• _Information shown_

** BEGIN **

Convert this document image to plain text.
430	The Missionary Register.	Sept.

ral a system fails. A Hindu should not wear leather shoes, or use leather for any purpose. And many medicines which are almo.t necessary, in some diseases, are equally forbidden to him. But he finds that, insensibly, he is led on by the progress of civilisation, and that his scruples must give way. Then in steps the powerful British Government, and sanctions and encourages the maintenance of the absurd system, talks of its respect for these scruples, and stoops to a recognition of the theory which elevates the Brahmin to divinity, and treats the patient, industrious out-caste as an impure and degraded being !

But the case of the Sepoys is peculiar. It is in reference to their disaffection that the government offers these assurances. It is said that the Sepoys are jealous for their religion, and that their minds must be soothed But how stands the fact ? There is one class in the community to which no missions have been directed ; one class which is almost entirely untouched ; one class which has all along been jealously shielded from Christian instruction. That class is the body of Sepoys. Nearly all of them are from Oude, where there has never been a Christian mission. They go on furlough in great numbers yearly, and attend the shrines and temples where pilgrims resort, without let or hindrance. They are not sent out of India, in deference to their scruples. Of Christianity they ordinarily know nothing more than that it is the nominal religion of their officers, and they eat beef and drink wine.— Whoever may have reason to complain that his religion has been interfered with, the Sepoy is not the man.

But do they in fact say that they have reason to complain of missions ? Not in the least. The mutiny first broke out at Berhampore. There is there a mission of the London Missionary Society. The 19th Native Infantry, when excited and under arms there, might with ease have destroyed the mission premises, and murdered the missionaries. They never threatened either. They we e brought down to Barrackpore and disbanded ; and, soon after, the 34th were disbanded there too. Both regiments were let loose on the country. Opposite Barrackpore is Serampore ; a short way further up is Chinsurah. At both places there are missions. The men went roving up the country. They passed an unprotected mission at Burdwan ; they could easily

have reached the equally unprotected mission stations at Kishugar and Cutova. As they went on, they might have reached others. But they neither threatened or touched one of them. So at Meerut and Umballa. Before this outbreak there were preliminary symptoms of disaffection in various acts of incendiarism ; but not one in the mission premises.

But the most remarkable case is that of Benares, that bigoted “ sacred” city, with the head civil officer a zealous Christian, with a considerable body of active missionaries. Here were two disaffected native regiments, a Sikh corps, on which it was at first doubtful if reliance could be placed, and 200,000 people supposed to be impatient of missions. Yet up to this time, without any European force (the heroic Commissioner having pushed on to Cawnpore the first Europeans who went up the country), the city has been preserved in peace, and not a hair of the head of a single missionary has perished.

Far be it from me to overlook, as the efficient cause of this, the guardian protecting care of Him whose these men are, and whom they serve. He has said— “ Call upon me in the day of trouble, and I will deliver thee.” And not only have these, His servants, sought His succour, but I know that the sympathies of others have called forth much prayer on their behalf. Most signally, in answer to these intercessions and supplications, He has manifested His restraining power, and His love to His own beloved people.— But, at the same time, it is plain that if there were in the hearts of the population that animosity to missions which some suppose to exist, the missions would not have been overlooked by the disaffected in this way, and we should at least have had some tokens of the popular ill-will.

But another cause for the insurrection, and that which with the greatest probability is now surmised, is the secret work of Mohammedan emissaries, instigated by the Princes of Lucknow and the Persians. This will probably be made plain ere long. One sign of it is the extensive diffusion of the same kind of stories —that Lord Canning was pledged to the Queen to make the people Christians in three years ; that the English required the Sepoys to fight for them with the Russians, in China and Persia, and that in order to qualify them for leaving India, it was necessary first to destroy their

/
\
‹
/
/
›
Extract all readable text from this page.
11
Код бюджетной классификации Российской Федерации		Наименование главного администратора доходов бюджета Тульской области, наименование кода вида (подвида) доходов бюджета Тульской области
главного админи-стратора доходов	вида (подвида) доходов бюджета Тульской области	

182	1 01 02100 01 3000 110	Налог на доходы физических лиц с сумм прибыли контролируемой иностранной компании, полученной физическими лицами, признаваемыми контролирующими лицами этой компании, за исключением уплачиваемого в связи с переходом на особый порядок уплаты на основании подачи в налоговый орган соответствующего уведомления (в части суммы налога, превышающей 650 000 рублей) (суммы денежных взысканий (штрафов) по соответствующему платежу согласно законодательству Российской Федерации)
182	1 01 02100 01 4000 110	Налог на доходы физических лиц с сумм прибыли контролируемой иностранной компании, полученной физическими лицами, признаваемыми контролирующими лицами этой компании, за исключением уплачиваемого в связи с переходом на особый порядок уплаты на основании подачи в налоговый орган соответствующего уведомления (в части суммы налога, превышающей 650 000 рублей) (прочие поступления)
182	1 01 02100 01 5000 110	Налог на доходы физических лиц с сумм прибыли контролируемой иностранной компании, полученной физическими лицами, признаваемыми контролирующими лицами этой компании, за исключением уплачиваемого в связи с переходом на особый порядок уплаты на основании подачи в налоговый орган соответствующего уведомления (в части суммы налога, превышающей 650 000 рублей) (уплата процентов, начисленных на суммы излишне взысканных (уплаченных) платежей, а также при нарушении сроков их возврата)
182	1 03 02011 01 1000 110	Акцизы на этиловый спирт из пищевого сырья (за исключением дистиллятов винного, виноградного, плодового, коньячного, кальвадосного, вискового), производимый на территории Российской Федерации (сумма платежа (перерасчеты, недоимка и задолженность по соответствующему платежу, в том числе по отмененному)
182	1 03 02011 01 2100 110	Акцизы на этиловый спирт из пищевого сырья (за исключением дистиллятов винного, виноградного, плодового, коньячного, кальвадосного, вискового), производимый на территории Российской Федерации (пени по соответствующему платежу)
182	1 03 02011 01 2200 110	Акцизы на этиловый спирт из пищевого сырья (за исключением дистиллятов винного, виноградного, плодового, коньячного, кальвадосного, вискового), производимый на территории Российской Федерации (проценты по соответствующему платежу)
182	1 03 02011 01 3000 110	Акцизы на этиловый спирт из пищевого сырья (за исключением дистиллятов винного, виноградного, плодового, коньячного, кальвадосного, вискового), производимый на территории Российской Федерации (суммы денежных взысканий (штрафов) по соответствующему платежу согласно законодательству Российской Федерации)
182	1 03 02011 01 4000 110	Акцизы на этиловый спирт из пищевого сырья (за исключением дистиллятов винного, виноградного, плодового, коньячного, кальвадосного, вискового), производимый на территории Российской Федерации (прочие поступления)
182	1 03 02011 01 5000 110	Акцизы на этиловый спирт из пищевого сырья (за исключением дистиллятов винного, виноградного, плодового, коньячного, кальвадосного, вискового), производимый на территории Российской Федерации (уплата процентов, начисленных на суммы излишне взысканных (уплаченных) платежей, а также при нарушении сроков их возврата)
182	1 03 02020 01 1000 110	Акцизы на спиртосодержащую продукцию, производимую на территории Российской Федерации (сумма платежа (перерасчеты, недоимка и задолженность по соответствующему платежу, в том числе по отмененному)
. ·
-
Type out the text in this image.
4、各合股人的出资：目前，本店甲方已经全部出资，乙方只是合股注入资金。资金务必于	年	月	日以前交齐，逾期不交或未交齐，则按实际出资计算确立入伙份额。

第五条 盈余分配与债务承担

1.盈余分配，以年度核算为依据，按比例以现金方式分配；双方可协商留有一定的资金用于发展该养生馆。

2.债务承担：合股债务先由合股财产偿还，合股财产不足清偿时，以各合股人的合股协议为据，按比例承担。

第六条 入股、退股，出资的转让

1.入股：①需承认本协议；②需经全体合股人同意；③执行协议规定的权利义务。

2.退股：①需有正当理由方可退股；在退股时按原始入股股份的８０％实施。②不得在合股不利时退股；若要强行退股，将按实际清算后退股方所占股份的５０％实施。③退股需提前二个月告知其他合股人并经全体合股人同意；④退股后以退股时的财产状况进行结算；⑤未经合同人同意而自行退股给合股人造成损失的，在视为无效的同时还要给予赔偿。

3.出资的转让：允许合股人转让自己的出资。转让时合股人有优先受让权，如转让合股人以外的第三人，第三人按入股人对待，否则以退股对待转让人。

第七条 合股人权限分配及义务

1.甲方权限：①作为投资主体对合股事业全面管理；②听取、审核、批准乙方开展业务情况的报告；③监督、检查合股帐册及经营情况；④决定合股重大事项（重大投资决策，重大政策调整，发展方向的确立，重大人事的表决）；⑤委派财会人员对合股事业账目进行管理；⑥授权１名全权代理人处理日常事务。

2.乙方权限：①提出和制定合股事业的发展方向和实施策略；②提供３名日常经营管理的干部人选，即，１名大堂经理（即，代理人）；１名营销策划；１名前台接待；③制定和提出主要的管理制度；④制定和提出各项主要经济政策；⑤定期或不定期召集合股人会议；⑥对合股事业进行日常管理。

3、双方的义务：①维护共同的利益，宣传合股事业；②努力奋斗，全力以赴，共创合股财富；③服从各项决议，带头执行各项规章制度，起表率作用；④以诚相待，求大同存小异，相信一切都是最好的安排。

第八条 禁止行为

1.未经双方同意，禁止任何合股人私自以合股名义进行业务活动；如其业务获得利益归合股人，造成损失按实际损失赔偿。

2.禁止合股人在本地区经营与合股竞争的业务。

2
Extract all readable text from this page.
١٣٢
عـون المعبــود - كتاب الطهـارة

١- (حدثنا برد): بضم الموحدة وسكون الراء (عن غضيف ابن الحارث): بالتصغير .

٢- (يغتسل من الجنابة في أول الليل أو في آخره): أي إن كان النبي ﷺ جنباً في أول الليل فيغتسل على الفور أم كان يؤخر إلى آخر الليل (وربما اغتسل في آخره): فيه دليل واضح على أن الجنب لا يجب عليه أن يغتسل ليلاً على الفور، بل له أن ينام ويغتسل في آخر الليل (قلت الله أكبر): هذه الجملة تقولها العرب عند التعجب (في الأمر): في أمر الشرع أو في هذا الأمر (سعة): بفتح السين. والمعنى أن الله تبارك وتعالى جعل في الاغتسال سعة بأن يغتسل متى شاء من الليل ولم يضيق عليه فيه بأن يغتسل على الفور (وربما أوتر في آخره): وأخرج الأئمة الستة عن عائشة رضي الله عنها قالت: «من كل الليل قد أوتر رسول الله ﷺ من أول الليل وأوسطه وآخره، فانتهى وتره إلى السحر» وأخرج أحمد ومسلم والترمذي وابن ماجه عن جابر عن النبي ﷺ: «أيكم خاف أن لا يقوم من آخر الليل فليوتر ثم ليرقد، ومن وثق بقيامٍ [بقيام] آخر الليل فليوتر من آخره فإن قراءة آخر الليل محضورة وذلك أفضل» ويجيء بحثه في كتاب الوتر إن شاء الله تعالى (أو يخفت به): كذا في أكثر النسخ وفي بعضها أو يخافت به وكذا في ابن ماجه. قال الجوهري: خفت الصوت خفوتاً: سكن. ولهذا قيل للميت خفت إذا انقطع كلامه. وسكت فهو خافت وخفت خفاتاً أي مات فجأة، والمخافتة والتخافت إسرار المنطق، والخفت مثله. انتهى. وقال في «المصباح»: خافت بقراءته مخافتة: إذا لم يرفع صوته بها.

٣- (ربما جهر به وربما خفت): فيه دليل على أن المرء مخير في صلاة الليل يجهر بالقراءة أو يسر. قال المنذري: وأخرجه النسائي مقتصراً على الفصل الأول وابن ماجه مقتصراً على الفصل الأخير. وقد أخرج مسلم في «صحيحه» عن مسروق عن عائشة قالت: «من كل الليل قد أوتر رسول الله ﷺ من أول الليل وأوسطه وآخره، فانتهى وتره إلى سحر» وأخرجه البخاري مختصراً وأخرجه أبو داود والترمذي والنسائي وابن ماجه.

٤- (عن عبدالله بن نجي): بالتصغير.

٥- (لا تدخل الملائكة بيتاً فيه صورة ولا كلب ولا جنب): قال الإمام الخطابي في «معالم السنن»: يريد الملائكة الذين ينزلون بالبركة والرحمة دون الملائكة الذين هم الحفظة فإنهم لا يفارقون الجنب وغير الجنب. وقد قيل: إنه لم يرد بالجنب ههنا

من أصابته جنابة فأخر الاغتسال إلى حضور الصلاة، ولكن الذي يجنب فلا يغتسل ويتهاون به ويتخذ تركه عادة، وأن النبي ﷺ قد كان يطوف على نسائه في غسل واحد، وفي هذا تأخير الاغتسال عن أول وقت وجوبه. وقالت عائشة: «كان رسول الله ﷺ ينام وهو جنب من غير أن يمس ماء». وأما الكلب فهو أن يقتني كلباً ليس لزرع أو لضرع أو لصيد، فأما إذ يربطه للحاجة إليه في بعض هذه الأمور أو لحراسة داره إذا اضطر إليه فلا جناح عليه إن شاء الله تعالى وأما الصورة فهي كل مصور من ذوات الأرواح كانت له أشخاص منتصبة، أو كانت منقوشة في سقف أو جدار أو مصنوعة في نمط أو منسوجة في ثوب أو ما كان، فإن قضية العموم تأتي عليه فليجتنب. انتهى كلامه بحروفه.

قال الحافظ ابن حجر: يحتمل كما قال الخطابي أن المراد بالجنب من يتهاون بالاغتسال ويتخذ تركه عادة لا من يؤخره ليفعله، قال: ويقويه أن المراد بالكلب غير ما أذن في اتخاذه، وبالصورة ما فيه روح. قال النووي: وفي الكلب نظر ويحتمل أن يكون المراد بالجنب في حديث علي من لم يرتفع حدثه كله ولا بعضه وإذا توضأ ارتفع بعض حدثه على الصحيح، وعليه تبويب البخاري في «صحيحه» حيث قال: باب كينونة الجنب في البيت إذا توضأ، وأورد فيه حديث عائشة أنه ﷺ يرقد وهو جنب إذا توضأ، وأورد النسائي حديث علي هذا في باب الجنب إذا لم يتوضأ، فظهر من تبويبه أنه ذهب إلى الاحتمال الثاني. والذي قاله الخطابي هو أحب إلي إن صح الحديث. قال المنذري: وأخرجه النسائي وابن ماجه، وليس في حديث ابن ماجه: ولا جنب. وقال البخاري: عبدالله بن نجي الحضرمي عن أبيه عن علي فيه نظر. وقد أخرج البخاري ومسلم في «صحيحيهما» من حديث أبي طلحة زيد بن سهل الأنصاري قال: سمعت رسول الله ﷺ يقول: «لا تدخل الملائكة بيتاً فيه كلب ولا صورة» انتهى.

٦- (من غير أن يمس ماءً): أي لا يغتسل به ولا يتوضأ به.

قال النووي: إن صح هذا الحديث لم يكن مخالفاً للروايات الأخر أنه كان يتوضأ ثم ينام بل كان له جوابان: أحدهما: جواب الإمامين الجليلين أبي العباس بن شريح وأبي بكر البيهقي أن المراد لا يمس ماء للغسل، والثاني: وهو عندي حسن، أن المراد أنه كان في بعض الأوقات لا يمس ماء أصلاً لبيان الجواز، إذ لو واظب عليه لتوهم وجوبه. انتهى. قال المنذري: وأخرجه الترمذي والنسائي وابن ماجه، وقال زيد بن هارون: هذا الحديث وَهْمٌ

** END **

• _Exercise details_
From the listing, tally every line with the word "image" in it and give only the tally.

• _The reply_
2